● THE REQUEST
In your copy, repeat the records exactly and leave out the pictures.

——

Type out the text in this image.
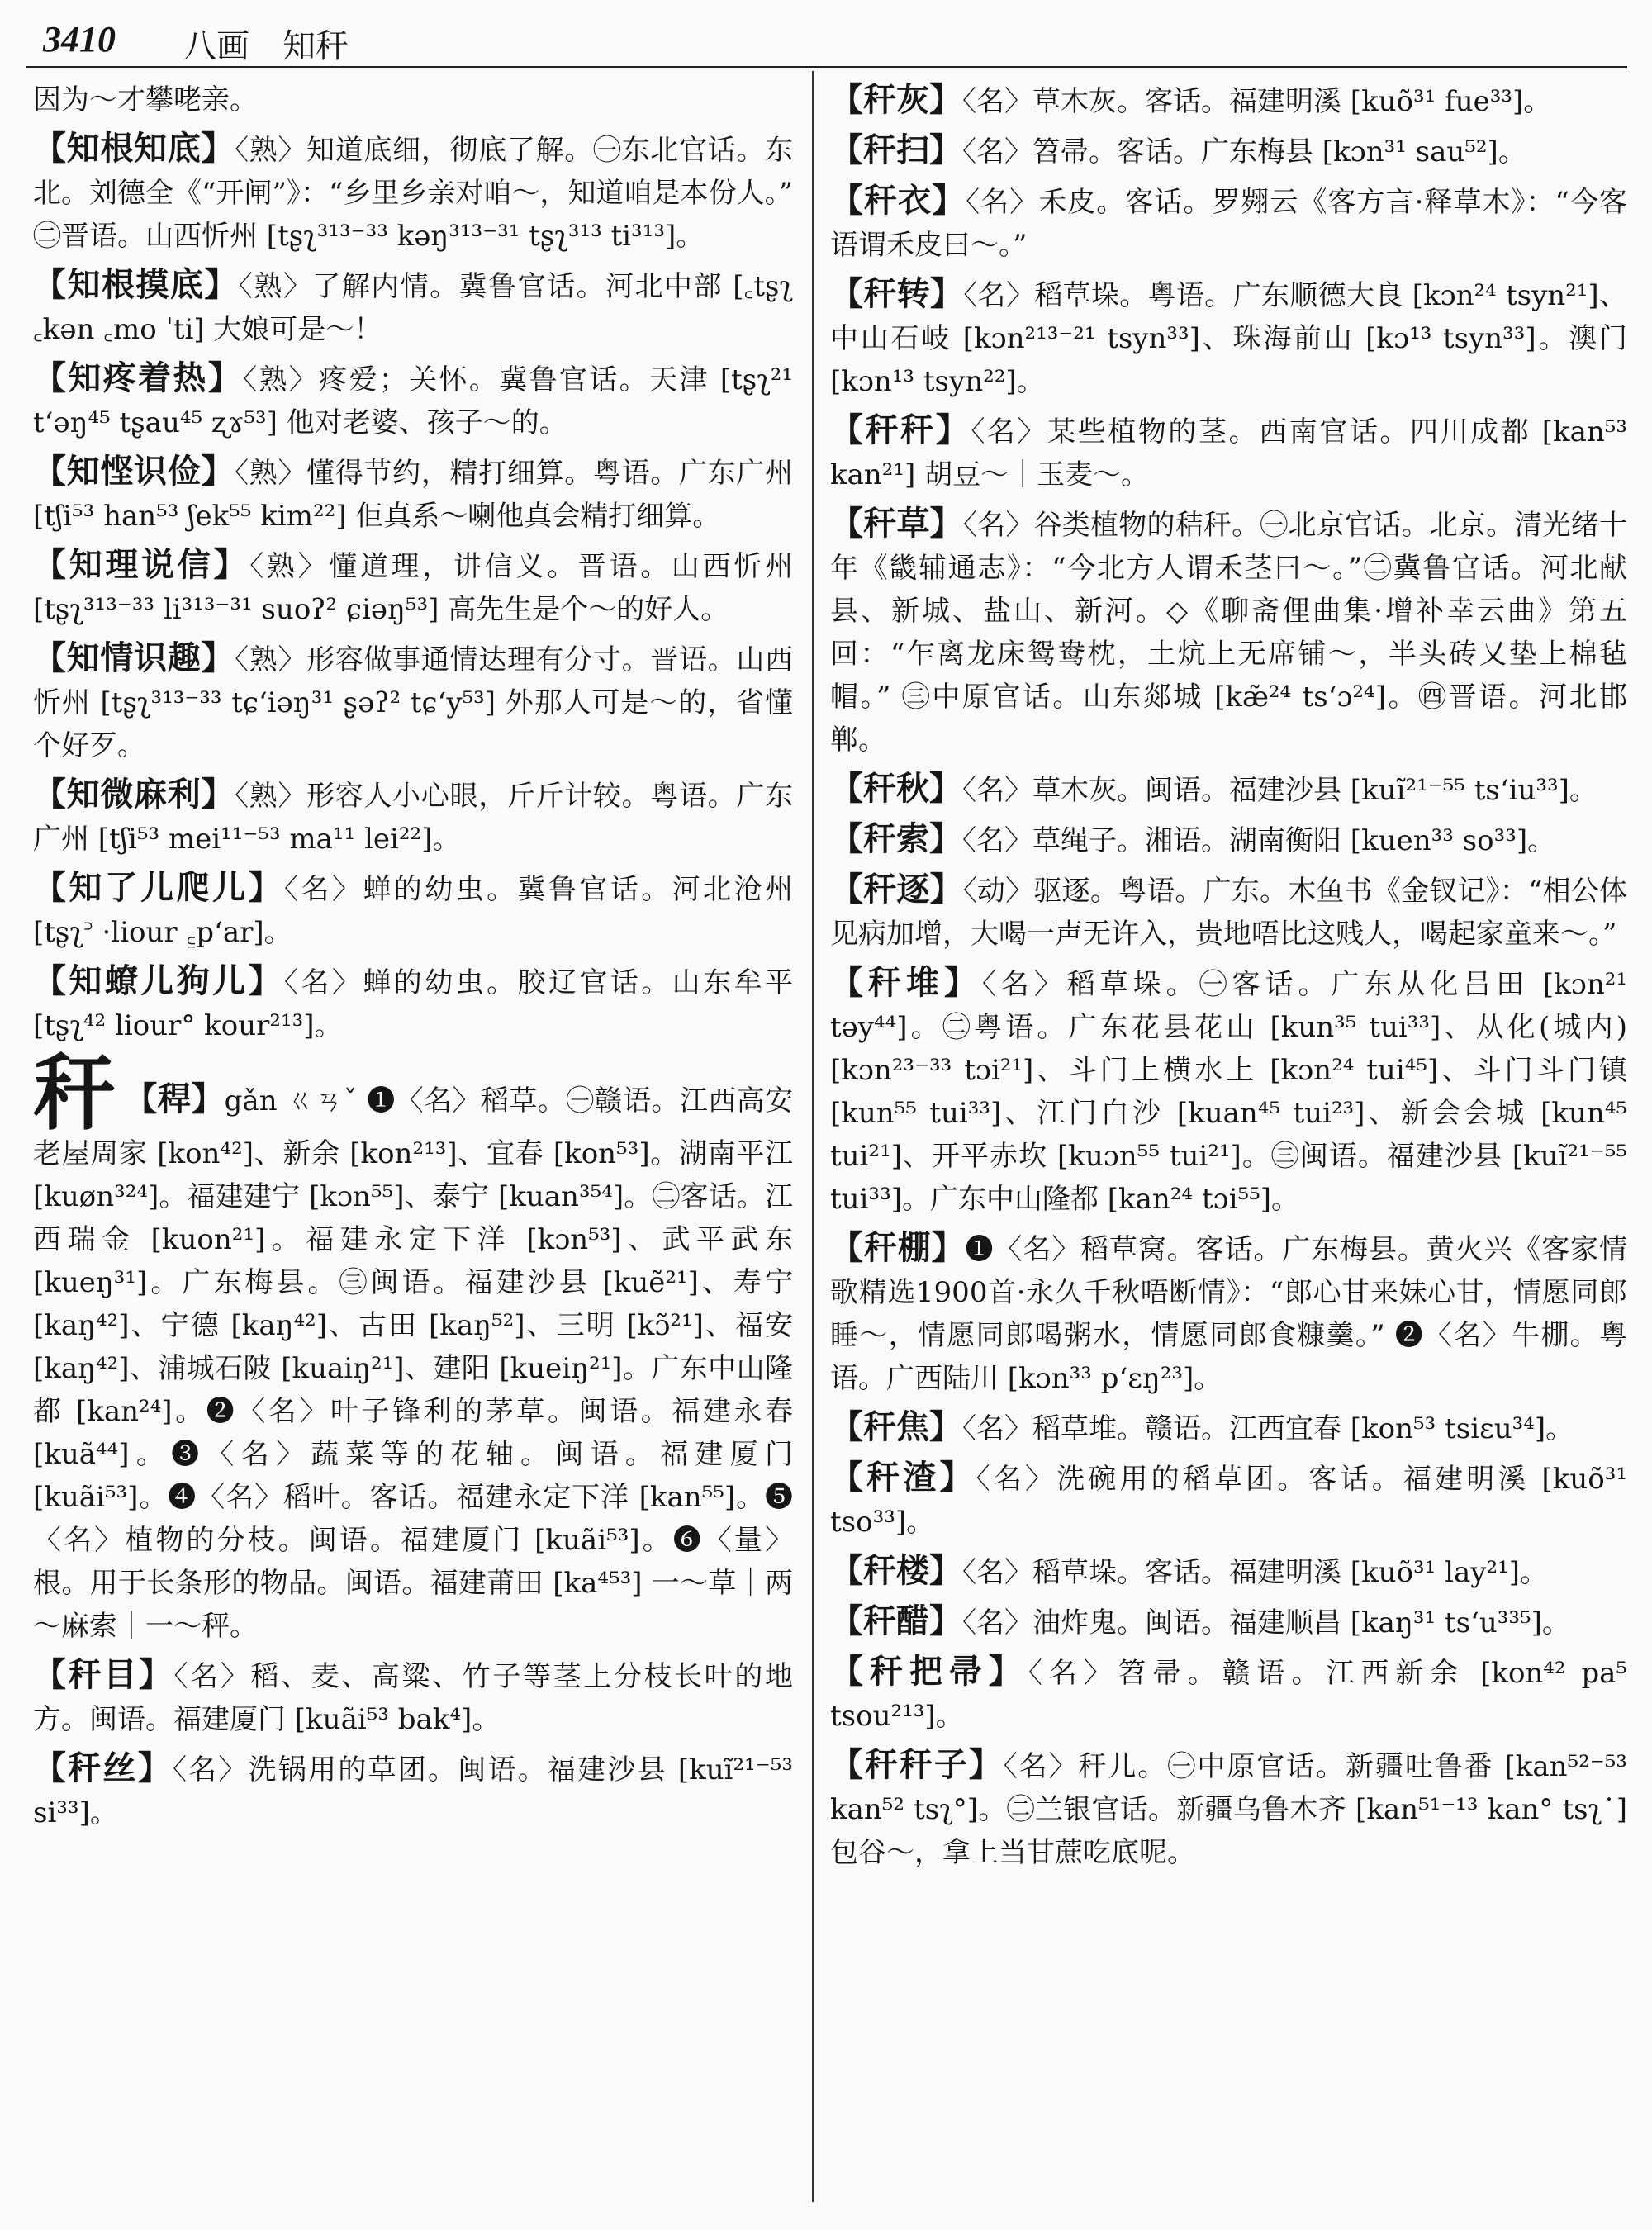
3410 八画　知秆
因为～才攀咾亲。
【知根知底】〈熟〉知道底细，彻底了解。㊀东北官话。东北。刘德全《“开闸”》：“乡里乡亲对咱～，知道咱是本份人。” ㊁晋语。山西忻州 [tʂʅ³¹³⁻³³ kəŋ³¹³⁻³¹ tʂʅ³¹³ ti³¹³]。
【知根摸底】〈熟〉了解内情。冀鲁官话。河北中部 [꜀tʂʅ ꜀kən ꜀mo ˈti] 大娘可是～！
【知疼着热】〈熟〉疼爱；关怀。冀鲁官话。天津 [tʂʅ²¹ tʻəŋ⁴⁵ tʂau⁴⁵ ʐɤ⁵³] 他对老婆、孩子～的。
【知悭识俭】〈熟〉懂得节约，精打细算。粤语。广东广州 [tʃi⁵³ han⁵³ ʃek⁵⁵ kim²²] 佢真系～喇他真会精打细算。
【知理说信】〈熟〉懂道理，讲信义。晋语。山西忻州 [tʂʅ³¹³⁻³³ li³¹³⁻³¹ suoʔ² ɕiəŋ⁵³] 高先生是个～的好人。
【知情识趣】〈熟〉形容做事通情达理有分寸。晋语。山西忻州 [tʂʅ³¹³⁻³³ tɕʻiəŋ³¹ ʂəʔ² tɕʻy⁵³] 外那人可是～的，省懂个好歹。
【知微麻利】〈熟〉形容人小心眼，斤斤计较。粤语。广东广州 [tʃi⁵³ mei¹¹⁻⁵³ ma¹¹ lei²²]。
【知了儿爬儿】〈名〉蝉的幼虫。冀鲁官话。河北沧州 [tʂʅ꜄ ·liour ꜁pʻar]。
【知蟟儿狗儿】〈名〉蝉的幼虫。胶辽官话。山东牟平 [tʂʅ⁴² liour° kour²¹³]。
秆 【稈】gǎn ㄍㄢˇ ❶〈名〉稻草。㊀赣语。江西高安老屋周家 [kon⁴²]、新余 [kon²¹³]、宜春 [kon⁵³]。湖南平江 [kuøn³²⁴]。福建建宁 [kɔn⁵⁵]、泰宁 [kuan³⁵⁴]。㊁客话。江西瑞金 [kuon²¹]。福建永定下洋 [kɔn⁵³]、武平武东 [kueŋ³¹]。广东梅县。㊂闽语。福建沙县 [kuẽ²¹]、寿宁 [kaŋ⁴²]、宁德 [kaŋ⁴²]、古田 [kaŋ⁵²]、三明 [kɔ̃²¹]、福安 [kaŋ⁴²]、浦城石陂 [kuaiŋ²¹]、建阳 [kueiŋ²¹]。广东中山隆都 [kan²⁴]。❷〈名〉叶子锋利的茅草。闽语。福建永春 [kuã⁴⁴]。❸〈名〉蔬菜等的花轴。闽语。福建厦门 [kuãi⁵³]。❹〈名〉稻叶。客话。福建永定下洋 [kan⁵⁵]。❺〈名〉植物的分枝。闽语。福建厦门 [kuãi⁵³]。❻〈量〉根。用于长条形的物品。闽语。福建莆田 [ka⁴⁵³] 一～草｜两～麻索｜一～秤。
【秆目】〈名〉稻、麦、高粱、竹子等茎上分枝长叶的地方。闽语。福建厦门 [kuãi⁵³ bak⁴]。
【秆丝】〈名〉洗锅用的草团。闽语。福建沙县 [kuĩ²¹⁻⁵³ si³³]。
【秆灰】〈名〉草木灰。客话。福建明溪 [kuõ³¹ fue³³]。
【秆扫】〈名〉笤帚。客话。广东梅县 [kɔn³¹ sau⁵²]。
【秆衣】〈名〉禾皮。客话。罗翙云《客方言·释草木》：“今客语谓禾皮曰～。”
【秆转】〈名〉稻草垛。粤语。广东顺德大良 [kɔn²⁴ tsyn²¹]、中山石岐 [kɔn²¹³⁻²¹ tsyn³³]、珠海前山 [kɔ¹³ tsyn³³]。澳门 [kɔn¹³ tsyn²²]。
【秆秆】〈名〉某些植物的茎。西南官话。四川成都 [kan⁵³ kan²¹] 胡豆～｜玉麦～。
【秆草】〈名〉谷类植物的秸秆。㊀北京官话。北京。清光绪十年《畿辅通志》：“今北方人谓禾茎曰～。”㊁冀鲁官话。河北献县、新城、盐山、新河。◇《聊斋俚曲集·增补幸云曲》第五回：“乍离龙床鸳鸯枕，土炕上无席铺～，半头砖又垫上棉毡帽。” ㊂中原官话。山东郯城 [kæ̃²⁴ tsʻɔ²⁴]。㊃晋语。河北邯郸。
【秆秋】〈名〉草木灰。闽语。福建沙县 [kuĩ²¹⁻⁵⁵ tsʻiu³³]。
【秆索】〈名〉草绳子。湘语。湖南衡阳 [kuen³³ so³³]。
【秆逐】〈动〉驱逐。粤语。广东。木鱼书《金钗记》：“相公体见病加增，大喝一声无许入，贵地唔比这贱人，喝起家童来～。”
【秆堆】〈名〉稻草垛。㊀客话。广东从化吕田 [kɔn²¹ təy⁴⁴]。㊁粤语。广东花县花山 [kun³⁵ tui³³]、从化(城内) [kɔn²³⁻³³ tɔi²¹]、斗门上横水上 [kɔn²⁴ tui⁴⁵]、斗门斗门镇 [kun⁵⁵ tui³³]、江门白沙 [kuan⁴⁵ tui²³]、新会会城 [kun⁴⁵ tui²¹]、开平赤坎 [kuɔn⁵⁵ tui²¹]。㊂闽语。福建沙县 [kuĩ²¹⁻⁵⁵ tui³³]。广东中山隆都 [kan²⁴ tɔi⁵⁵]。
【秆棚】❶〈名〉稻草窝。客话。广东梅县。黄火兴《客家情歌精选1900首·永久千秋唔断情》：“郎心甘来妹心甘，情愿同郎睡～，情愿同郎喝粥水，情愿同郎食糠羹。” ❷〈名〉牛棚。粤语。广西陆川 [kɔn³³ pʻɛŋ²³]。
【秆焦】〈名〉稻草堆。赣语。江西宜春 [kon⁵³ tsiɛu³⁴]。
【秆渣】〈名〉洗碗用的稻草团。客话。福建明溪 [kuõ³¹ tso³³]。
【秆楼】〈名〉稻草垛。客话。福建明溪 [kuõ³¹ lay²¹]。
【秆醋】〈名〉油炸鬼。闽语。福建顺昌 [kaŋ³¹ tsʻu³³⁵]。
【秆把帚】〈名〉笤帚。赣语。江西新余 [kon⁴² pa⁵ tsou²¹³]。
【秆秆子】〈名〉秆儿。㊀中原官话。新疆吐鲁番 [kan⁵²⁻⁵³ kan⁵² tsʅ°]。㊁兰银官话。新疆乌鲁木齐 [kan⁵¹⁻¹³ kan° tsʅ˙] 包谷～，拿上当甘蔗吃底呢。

——

● IN RESPONSE
Type out the text in this image.
3410 八画　知秆
因为～才攀咾亲。
【知根知底】〈熟〉知道底细，彻底了解。㊀东北官话。东北。刘德全《“开闸”》：“乡里乡亲对咱～，知道咱是本份人。” ㊁晋语。山西忻州 [tʂʅ³¹³⁻³³ kəŋ³¹³⁻³¹ tʂʅ³¹³ ti³¹³]。
【知根摸底】〈熟〉了解内情。冀鲁官话。河北中部 [꜀tʂʅ ꜀kən ꜀mo ˈti] 大娘可是～！
【知疼着热】〈熟〉疼爱；关怀。冀鲁官话。天津 [tʂʅ²¹ tʻəŋ⁴⁵ tʂau⁴⁵ ʐɤ⁵³] 他对老婆、孩子～的。
【知悭识俭】〈熟〉懂得节约，精打细算。粤语。广东广州 [tʃi⁵³ han⁵³ ʃek⁵⁵ kim²²] 佢真系～喇他真会精打细算。
【知理说信】〈熟〉懂道理，讲信义。晋语。山西忻州 [tʂʅ³¹³⁻³³ li³¹³⁻³¹ suoʔ² ɕiəŋ⁵³] 高先生是个～的好人。
【知情识趣】〈熟〉形容做事通情达理有分寸。晋语。山西忻州 [tʂʅ³¹³⁻³³ tɕʻiəŋ³¹ ʂəʔ² tɕʻy⁵³] 外那人可是～的，省懂个好歹。
【知微麻利】〈熟〉形容人小心眼，斤斤计较。粤语。广东广州 [tʃi⁵³ mei¹¹⁻⁵³ ma¹¹ lei²²]。
【知了儿爬儿】〈名〉蝉的幼虫。冀鲁官话。河北沧州 [tʂʅ꜄ ·liour ꜁pʻar]。
【知蟟儿狗儿】〈名〉蝉的幼虫。胶辽官话。山东牟平 [tʂʅ⁴² liour° kour²¹³]。
秆 【稈】gǎn ㄍㄢˇ ❶〈名〉稻草。㊀赣语。江西高安老屋周家 [kon⁴²]、新余 [kon²¹³]、宜春 [kon⁵³]。湖南平江 [kuøn³²⁴]。福建建宁 [kɔn⁵⁵]、泰宁 [kuan³⁵⁴]。㊁客话。江西瑞金 [kuon²¹]。福建永定下洋 [kɔn⁵³]、武平武东 [kueŋ³¹]。广东梅县。㊂闽语。福建沙县 [kuẽ²¹]、寿宁 [kaŋ⁴²]、宁德 [kaŋ⁴²]、古田 [kaŋ⁵²]、三明 [kɔ̃²¹]、福安 [kaŋ⁴²]、浦城石陂 [kuaiŋ²¹]、建阳 [kueiŋ²¹]。广东中山隆都 [kan²⁴]。❷〈名〉叶子锋利的茅草。闽语。福建永春 [kuã⁴⁴]。❸〈名〉蔬菜等的花轴。闽语。福建厦门 [kuãi⁵³]。❹〈名〉稻叶。客话。福建永定下洋 [kan⁵⁵]。❺〈名〉植物的分枝。闽语。福建厦门 [kuãi⁵³]。❻〈量〉根。用于长条形的物品。闽语。福建莆田 [ka⁴⁵³] 一～草｜两～麻索｜一～秤。
【秆目】〈名〉稻、麦、高粱、竹子等茎上分枝长叶的地方。闽语。福建厦门 [kuãi⁵³ bak⁴]。
【秆丝】〈名〉洗锅用的草团。闽语。福建沙县 [kuĩ²¹⁻⁵³ si³³]。
【秆灰】〈名〉草木灰。客话。福建明溪 [kuõ³¹ fue³³]。
【秆扫】〈名〉笤帚。客话。广东梅县 [kɔn³¹ sau⁵²]。
【秆衣】〈名〉禾皮。客话。罗翙云《客方言·释草木》：“今客语谓禾皮曰～。”
【秆转】〈名〉稻草垛。粤语。广东顺德大良 [kɔn²⁴ tsyn²¹]、中山石岐 [kɔn²¹³⁻²¹ tsyn³³]、珠海前山 [kɔ¹³ tsyn³³]。澳门 [kɔn¹³ tsyn²²]。
【秆秆】〈名〉某些植物的茎。西南官话。四川成都 [kan⁵³ kan²¹] 胡豆～｜玉麦～。
【秆草】〈名〉谷类植物的秸秆。㊀北京官话。北京。清光绪十年《畿辅通志》：“今北方人谓禾茎曰～。”㊁冀鲁官话。河北献县、新城、盐山、新河。◇《聊斋俚曲集·增补幸云曲》第五回：“乍离龙床鸳鸯枕，土炕上无席铺～，半头砖又垫上棉毡帽。” ㊂中原官话。山东郯城 [kæ̃²⁴ tsʻɔ²⁴]。㊃晋语。河北邯郸。
【秆秋】〈名〉草木灰。闽语。福建沙县 [kuĩ²¹⁻⁵⁵ tsʻiu³³]。
【秆索】〈名〉草绳子。湘语。湖南衡阳 [kuen³³ so³³]。
【秆逐】〈动〉驱逐。粤语。广东。木鱼书《金钗记》：“相公体见病加增，大喝一声无许入，贵地唔比这贱人，喝起家童来～。”
【秆堆】〈名〉稻草垛。㊀客话。广东从化吕田 [kɔn²¹ təy⁴⁴]。㊁粤语。广东花县花山 [kun³⁵ tui³³]、从化(城内) [kɔn²³⁻³³ tɔi²¹]、斗门上横水上 [kɔn²⁴ tui⁴⁵]、斗门斗门镇 [kun⁵⁵ tui³³]、江门白沙 [kuan⁴⁵ tui²³]、新会会城 [kun⁴⁵ tui²¹]、开平赤坎 [kuɔn⁵⁵ tui²¹]。㊂闽语。福建沙县 [kuĩ²¹⁻⁵⁵ tui³³]。广东中山隆都 [kan²⁴ tɔi⁵⁵]。
【秆棚】❶〈名〉稻草窝。客话。广东梅县。黄火兴《客家情歌精选1900首·永久千秋唔断情》：“郎心甘来妹心甘，情愿同郎睡～，情愿同郎喝粥水，情愿同郎食糠羹。” ❷〈名〉牛棚。粤语。广西陆川 [kɔn³³ pʻɛŋ²³]。
【秆焦】〈名〉稻草堆。赣语。江西宜春 [kon⁵³ tsiɛu³⁴]。
【秆渣】〈名〉洗碗用的稻草团。客话。福建明溪 [kuõ³¹ tso³³]。
【秆楼】〈名〉稻草垛。客话。福建明溪 [kuõ³¹ lay²¹]。
【秆醋】〈名〉油炸鬼。闽语。福建顺昌 [kaŋ³¹ tsʻu³³⁵]。
【秆把帚】〈名〉笤帚。赣语。江西新余 [kon⁴² pa⁵ tsou²¹³]。
【秆秆子】〈名〉秆儿。㊀中原官话。新疆吐鲁番 [kan⁵²⁻⁵³ kan⁵² tsʅ°]。㊁兰银官话。新疆乌鲁木齐 [kan⁵¹⁻¹³ kan° tsʅ˙] 包谷～，拿上当甘蔗吃底呢。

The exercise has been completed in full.